_TASK DESCRIPTION:_
All material below is to be reproduced exactly.

___ DATA FOR THE TASK ___

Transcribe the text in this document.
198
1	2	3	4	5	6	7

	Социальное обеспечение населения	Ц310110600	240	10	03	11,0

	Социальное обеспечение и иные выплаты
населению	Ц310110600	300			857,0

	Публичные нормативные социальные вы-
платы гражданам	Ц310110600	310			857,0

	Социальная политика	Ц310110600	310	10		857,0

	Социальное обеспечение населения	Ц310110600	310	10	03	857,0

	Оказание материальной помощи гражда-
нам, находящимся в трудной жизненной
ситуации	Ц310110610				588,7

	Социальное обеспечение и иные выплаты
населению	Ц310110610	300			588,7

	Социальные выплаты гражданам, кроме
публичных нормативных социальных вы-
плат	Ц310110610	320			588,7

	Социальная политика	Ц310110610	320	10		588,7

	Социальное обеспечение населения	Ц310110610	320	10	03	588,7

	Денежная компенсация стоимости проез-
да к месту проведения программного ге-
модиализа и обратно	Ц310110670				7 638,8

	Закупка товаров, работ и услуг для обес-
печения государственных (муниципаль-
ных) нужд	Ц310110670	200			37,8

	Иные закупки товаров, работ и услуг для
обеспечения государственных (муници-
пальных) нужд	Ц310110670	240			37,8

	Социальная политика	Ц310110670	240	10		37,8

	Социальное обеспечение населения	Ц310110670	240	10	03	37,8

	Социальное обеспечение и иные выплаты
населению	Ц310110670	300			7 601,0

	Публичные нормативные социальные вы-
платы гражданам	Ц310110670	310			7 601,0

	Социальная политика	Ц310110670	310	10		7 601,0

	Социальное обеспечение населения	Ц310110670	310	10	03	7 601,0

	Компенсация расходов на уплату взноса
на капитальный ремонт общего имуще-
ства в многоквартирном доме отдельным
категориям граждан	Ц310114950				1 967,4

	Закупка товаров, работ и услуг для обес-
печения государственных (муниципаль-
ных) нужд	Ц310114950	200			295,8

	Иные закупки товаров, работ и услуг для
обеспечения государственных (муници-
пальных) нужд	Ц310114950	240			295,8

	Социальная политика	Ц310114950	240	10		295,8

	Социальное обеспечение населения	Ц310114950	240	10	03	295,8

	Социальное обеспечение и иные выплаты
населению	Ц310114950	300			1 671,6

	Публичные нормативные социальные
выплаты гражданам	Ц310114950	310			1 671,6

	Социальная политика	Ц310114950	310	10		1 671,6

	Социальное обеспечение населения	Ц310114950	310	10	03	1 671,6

___

_TASK ANSWER:_
Transcribe the text in this document.
198
1	2	3	4	5	6	7

	Социальное обеспечение населения	Ц310110600	240	10	03	11,0

	Социальное обеспечение и иные выплаты
населению	Ц310110600	300			857,0

	Публичные нормативные социальные вы-
платы гражданам	Ц310110600	310			857,0

	Социальная политика	Ц310110600	310	10		857,0

	Социальное обеспечение населения	Ц310110600	310	10	03	857,0

	Оказание материальной помощи гражда-
нам, находящимся в трудной жизненной
ситуации	Ц310110610				588,7

	Социальное обеспечение и иные выплаты
населению	Ц310110610	300			588,7

	Социальные выплаты гражданам, кроме
публичных нормативных социальных вы-
плат	Ц310110610	320			588,7

	Социальная политика	Ц310110610	320	10		588,7

	Социальное обеспечение населения	Ц310110610	320	10	03	588,7

	Денежная компенсация стоимости проез-
да к месту проведения программного ге-
модиализа и обратно	Ц310110670				7 638,8

	Закупка товаров, работ и услуг для обес-
печения государственных (муниципаль-
ных) нужд	Ц310110670	200			37,8

	Иные закупки товаров, работ и услуг для
обеспечения государственных (муници-
пальных) нужд	Ц310110670	240			37,8

	Социальная политика	Ц310110670	240	10		37,8

	Социальное обеспечение населения	Ц310110670	240	10	03	37,8

	Социальное обеспечение и иные выплаты
населению	Ц310110670	300			7 601,0

	Публичные нормативные социальные вы-
платы гражданам	Ц310110670	310			7 601,0

	Социальная политика	Ц310110670	310	10		7 601,0

	Социальное обеспечение населения	Ц310110670	310	10	03	7 601,0

	Компенсация расходов на уплату взноса
на капитальный ремонт общего имуще-
ства в многоквартирном доме отдельным
категориям граждан	Ц310114950				1 967,4

	Закупка товаров, работ и услуг для обес-
печения государственных (муниципаль-
ных) нужд	Ц310114950	200			295,8

	Иные закупки товаров, работ и услуг для
обеспечения государственных (муници-
пальных) нужд	Ц310114950	240			295,8

	Социальная политика	Ц310114950	240	10		295,8

	Социальное обеспечение населения	Ц310114950	240	10	03	295,8

	Социальное обеспечение и иные выплаты
населению	Ц310114950	300			1 671,6

	Публичные нормативные социальные
выплаты гражданам	Ц310114950	310			1 671,6

	Социальная политика	Ц310114950	310	10		1 671,6

	Социальное обеспечение населения	Ц310114950	310	10	03	1 671,6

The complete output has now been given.